• [TO BE DONE]:
Extract and list every line that contains the word "Capital".

○ ○ ○ ○

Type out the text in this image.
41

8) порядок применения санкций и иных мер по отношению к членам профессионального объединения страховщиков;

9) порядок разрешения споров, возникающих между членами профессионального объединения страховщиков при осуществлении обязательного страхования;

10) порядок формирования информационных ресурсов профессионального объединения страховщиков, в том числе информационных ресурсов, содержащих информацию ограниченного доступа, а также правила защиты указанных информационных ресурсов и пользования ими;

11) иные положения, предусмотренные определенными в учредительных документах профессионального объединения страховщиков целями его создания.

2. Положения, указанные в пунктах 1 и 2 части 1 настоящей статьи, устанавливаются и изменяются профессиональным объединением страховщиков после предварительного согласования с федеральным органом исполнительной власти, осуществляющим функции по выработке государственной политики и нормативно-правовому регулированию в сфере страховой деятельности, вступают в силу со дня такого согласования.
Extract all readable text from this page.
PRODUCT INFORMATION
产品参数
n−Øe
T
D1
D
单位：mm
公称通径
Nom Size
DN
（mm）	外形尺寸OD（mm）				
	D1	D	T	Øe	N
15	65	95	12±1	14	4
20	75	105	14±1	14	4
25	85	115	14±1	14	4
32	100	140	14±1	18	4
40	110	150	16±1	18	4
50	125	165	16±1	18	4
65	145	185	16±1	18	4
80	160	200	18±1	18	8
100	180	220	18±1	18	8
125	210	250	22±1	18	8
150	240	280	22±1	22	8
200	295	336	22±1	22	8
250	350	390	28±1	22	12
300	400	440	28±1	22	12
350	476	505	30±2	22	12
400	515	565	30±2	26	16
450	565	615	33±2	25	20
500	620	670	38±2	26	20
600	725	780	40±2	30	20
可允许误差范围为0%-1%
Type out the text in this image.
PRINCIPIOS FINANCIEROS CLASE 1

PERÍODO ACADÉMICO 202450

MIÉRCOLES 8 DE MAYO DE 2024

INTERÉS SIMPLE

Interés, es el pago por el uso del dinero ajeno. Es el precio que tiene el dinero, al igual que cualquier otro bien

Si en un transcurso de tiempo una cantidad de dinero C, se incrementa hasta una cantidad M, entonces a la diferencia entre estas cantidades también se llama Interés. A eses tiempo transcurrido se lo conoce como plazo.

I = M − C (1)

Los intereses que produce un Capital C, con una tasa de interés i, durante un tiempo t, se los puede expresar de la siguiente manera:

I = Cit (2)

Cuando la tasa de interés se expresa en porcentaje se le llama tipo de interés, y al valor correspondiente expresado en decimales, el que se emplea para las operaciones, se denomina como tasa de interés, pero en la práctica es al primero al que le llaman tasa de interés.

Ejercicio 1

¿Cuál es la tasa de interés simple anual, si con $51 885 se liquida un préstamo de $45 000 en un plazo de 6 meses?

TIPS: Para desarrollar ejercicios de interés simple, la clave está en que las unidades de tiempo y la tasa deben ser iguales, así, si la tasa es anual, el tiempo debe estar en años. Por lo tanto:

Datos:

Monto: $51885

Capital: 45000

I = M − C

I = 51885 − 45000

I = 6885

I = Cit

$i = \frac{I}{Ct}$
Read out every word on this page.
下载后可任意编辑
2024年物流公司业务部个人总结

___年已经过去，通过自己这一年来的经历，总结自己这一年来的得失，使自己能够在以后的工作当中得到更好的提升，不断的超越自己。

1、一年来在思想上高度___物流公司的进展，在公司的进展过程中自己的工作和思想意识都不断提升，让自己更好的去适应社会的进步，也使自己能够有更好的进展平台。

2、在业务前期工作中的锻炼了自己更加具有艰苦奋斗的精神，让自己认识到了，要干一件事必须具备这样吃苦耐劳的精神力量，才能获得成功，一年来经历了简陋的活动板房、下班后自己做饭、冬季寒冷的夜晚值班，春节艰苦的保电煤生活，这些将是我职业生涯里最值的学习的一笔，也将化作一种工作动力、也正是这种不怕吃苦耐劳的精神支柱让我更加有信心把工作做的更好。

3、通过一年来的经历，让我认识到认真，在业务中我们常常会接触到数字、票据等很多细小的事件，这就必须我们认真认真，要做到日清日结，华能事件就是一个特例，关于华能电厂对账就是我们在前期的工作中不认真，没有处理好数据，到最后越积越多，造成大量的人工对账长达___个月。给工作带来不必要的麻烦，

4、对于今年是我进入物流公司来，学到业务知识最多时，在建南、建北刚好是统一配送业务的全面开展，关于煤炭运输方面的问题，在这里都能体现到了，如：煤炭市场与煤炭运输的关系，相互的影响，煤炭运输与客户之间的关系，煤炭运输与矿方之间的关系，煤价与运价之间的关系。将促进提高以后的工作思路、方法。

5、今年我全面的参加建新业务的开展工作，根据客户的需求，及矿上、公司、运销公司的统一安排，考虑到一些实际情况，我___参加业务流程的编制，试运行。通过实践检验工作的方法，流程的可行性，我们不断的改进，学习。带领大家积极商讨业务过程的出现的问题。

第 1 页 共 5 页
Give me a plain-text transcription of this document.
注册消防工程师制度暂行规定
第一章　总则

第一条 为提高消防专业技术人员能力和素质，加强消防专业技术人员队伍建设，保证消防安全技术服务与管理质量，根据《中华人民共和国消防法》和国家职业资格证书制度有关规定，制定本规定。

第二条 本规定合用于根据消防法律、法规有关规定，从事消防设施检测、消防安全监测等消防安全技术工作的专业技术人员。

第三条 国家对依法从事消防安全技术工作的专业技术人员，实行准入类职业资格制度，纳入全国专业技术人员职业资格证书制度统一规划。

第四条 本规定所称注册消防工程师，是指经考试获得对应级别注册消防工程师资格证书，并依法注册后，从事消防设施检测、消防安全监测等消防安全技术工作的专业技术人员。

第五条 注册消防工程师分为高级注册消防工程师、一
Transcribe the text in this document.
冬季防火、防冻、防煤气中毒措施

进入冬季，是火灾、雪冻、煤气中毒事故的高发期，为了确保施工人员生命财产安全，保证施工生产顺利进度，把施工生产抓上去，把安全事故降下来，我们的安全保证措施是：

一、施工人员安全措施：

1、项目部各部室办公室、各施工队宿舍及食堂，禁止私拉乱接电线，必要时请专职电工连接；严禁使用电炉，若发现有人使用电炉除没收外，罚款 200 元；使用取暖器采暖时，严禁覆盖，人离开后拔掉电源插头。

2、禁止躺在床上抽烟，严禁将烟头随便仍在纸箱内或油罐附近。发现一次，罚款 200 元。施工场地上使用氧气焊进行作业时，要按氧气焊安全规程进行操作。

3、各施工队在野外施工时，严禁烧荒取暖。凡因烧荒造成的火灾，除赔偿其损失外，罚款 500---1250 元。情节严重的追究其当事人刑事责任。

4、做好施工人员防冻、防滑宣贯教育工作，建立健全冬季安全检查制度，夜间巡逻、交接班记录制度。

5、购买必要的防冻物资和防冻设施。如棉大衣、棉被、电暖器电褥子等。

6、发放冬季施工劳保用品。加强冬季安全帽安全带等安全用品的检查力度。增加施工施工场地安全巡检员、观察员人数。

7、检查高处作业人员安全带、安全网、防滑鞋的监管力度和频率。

○ ○ ○ ○

• [RESULT OF THIS EXERCISE]:
Los intereses que produce un Capital C, con una tasa de interés i, durante un tiempo t, se los puede expresar de la siguiente manera:
Capital: 45000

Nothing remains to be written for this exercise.